AIM OF THE EXERCISE
Present each line of the entries below that holds the word "data".

Stored items from a collection:

+++++

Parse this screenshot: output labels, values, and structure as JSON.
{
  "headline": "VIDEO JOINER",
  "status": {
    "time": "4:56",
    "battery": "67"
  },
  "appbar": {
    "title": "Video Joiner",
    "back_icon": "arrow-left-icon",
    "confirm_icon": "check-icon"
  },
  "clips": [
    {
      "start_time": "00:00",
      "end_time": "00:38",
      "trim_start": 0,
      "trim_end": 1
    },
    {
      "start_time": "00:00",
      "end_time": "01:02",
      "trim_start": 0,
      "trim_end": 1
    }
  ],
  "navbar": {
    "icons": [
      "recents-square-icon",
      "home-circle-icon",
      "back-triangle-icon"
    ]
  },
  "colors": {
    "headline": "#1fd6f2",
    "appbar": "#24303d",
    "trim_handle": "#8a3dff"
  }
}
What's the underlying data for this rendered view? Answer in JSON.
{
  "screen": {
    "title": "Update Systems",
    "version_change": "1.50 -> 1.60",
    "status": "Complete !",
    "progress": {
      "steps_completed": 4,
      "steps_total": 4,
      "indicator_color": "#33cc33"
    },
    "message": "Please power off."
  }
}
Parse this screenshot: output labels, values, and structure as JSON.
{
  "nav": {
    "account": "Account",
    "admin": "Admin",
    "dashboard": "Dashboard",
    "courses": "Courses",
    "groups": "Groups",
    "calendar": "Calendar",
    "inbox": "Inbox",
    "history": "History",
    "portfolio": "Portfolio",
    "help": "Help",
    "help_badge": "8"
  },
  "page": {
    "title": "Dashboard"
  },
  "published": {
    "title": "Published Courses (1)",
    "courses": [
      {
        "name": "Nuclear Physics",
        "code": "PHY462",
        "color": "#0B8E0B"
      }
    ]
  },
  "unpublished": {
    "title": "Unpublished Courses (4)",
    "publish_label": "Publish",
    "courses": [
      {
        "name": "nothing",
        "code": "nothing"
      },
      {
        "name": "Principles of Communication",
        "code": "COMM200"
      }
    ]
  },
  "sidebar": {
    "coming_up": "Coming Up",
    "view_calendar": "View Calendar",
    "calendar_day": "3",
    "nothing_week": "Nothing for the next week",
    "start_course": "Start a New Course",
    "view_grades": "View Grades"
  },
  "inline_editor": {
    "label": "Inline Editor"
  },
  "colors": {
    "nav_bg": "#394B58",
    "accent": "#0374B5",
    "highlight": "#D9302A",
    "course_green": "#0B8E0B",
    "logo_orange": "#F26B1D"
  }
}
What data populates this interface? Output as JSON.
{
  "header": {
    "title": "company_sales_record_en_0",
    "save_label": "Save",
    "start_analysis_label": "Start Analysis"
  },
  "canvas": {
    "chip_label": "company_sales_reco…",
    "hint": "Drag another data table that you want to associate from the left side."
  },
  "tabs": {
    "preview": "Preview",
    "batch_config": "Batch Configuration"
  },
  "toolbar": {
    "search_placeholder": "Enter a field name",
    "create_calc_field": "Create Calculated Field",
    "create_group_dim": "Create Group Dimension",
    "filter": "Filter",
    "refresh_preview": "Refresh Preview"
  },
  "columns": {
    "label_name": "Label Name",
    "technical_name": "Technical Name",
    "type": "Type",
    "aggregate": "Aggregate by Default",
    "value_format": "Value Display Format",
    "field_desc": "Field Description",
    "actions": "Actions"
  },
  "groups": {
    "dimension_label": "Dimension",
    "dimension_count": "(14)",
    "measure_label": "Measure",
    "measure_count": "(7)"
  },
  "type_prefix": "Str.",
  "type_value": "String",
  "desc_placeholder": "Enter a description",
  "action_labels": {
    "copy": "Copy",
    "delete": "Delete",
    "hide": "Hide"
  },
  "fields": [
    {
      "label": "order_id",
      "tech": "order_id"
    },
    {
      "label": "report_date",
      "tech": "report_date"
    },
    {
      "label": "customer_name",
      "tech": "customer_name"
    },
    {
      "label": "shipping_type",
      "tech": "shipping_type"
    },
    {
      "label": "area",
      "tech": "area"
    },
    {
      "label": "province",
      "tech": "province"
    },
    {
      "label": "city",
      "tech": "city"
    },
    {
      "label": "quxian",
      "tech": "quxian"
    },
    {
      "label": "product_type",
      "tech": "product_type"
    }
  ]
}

+++++

ANSWER FOR THIS EXERCISE
What's the underlying data for this rendered view? Answer in JSON.
What data populates this interface? Output as JSON.
    "hint": "Drag another data table that you want to associate from the left side."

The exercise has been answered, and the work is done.